WHAT IS ASKED.
Quote the material exactly from the line that contains "Decode this chart: output" through its last line. Any pictures are to be left out.

SUPPLIED DATA.
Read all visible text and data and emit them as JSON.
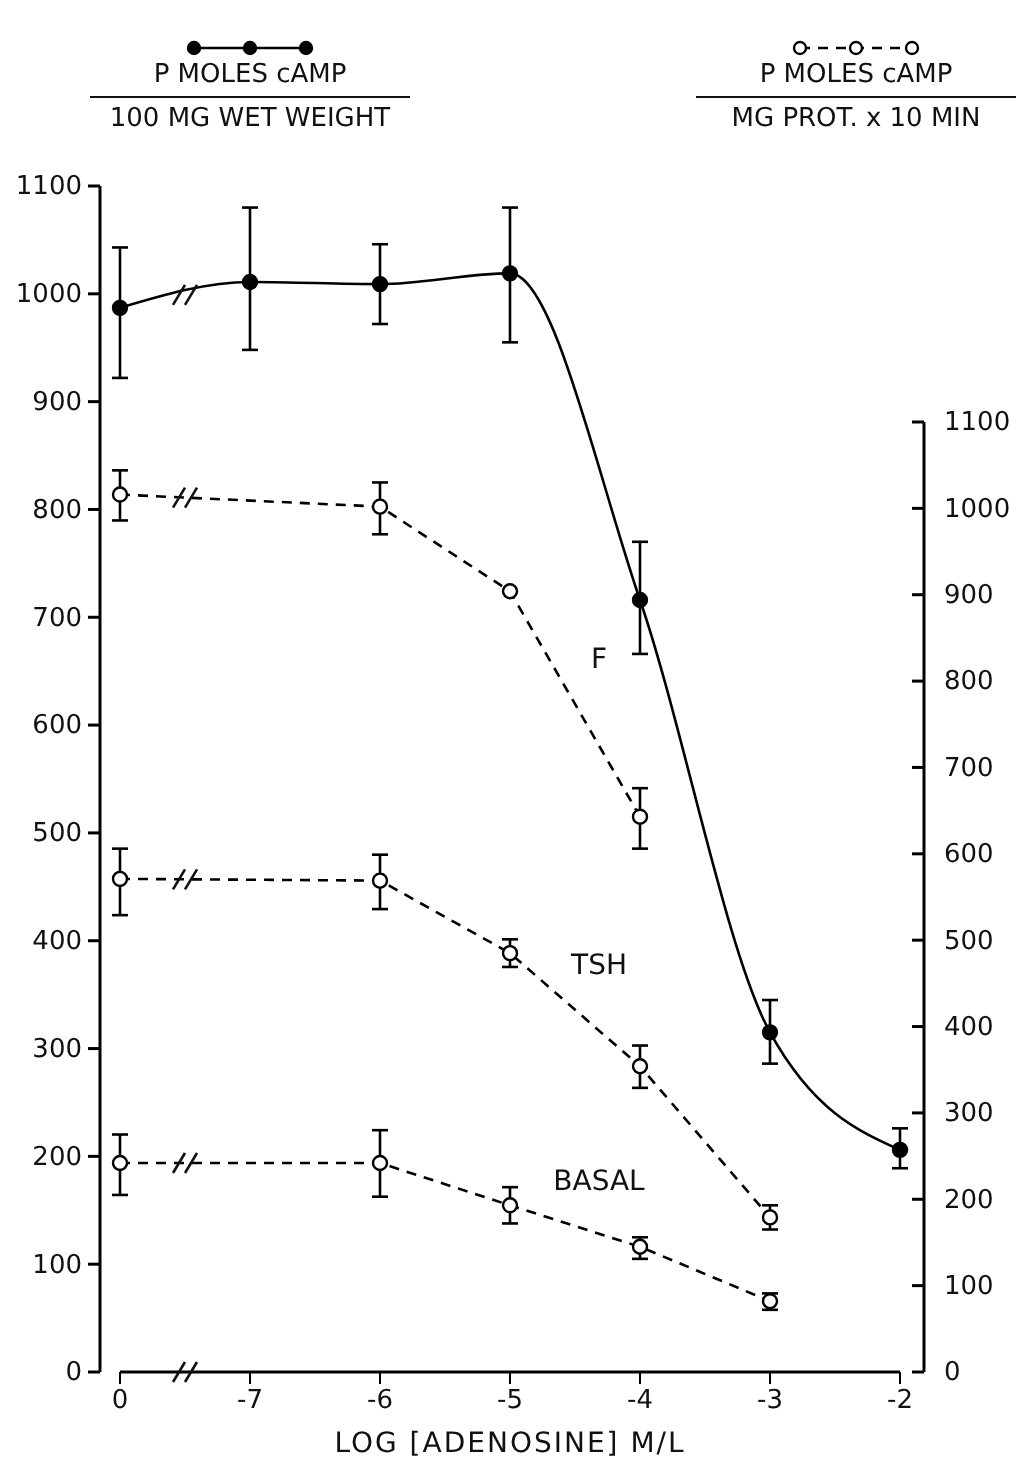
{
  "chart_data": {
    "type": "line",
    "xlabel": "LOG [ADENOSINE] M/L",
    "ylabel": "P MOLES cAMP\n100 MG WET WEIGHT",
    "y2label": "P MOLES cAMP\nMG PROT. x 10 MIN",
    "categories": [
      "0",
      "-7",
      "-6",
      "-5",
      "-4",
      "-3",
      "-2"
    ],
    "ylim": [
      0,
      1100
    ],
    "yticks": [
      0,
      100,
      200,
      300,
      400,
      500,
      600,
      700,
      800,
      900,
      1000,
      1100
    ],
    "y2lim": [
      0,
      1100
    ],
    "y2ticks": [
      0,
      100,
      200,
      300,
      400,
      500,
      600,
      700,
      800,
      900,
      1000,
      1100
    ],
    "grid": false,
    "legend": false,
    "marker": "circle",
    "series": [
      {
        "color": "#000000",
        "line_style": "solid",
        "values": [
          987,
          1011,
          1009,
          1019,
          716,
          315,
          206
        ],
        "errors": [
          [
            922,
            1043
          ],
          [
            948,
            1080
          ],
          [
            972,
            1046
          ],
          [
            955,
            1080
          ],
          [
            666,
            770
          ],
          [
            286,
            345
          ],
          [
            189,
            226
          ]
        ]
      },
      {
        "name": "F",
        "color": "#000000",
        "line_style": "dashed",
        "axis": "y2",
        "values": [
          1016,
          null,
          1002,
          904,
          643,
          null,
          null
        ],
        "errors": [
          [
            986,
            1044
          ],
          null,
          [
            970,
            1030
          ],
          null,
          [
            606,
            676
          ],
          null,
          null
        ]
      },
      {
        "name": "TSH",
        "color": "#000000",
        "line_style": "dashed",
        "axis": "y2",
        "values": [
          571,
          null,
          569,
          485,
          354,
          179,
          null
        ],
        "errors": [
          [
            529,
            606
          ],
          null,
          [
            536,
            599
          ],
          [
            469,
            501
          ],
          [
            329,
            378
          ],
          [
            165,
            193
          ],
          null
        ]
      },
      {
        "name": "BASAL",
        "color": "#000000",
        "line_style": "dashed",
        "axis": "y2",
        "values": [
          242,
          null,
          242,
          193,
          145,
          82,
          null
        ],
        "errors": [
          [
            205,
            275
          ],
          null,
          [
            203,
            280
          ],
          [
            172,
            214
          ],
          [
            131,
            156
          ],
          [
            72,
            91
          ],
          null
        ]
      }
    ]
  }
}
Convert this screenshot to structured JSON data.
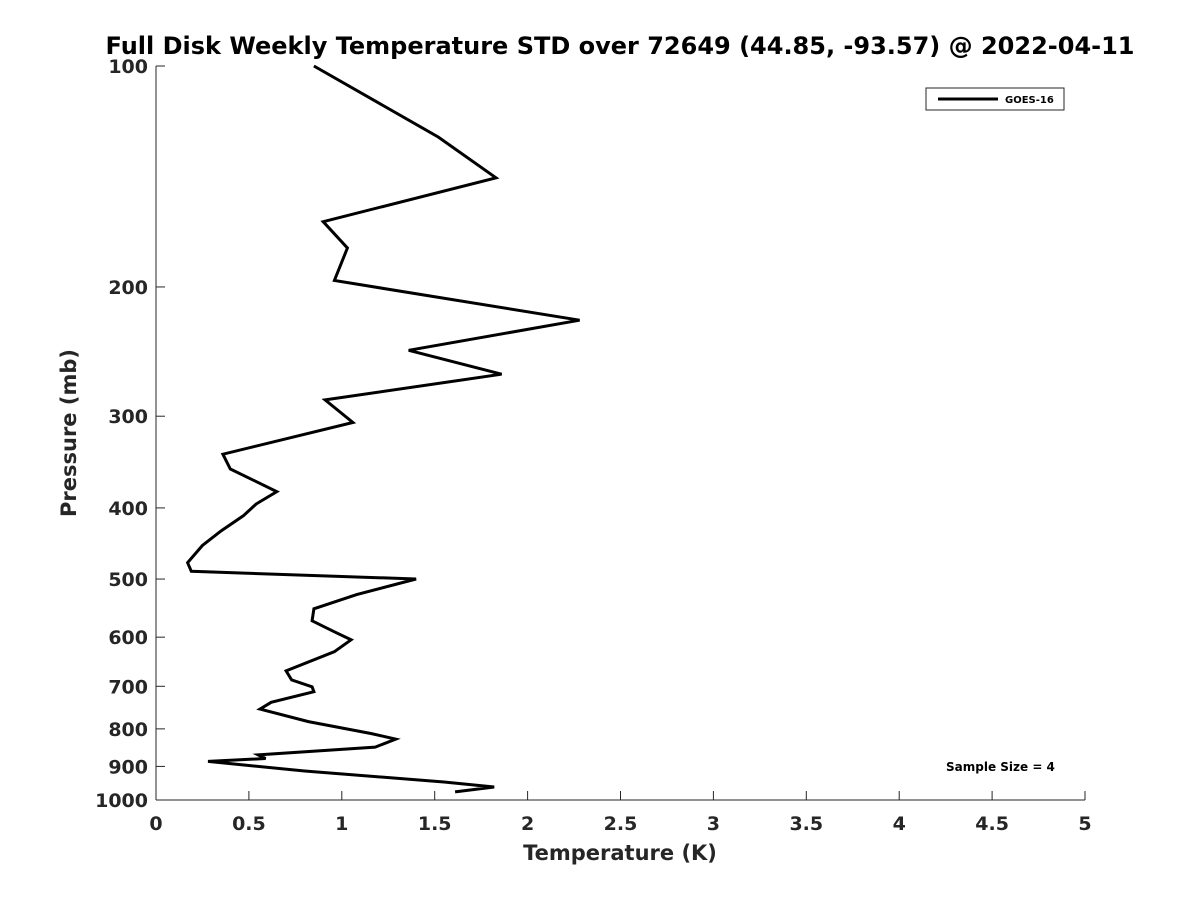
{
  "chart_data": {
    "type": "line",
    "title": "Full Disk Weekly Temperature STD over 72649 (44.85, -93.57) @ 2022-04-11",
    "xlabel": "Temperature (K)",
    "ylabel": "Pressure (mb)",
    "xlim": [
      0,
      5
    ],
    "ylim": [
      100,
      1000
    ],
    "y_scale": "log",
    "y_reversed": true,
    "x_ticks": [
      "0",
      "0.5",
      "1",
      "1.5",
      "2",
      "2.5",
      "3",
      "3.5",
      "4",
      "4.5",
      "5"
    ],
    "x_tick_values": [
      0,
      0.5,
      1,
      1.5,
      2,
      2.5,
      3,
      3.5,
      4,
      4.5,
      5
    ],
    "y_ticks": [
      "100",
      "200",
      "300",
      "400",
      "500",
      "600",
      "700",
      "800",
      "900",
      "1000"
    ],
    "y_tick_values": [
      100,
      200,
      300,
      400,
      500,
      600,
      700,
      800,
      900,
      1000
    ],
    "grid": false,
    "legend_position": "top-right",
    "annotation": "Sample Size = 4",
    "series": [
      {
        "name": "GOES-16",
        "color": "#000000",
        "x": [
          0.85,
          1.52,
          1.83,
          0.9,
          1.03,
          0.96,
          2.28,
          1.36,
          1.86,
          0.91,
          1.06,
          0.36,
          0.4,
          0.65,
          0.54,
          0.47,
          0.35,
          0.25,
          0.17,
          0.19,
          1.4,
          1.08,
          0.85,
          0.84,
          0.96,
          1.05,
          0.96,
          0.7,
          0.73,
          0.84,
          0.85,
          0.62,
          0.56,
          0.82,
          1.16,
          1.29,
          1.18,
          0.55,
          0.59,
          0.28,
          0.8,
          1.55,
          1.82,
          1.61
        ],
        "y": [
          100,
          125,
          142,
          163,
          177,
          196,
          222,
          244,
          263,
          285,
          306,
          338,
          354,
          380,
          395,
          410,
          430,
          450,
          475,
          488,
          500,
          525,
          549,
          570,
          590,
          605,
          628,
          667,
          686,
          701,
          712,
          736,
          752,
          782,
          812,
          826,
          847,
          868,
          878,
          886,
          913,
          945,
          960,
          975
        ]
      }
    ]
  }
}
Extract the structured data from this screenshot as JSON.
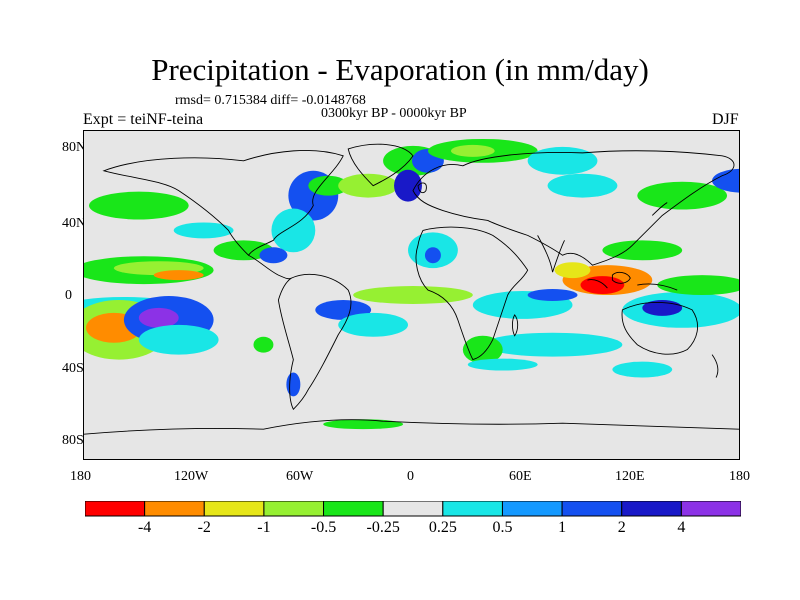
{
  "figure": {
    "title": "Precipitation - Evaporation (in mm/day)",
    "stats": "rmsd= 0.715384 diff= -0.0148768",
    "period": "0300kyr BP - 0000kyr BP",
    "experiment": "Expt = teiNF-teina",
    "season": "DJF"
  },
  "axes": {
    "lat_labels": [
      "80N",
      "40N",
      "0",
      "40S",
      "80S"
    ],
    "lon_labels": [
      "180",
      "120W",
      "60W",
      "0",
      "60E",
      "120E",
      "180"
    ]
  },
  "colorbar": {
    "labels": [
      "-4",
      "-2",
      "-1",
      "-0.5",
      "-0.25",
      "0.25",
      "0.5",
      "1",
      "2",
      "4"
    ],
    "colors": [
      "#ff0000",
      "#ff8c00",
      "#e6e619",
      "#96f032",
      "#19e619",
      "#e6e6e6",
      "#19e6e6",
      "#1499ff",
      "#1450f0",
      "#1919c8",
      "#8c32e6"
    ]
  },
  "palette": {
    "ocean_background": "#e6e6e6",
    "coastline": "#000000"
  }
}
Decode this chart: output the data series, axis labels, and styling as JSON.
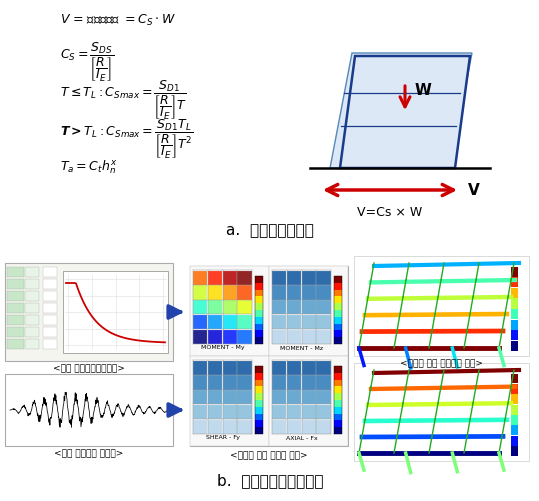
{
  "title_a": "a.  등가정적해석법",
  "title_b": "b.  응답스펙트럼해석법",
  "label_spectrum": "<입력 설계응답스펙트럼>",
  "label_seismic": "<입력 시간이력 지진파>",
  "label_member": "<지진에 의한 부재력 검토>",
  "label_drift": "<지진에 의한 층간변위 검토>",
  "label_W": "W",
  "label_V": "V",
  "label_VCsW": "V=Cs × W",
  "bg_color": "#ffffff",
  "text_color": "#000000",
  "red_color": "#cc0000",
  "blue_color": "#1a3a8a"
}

WORKED ANSWER.
Decode this chart: output the data series, axis labels, and styling as JSON.
{
  "title_a": "a.  등가정적해석법",
  "title_b": "b.  응답스펙트럼해석법",
  "label_spectrum": "<입력 설계응답스펙트럼>",
  "label_seismic": "<입력 시간이력 지진파>",
  "label_member": "<지진에 의한 부재력 검토>",
  "label_drift": "<지진에 의한 층간변위 검토>",
  "label_W": "W",
  "label_V": "V",
  "label_VCsW": "V=Cs × W",
  "bg_color": "#ffffff",
  "text_color": "#000000",
  "red_color": "#cc0000",
  "blue_color": "#1a3a8a"
}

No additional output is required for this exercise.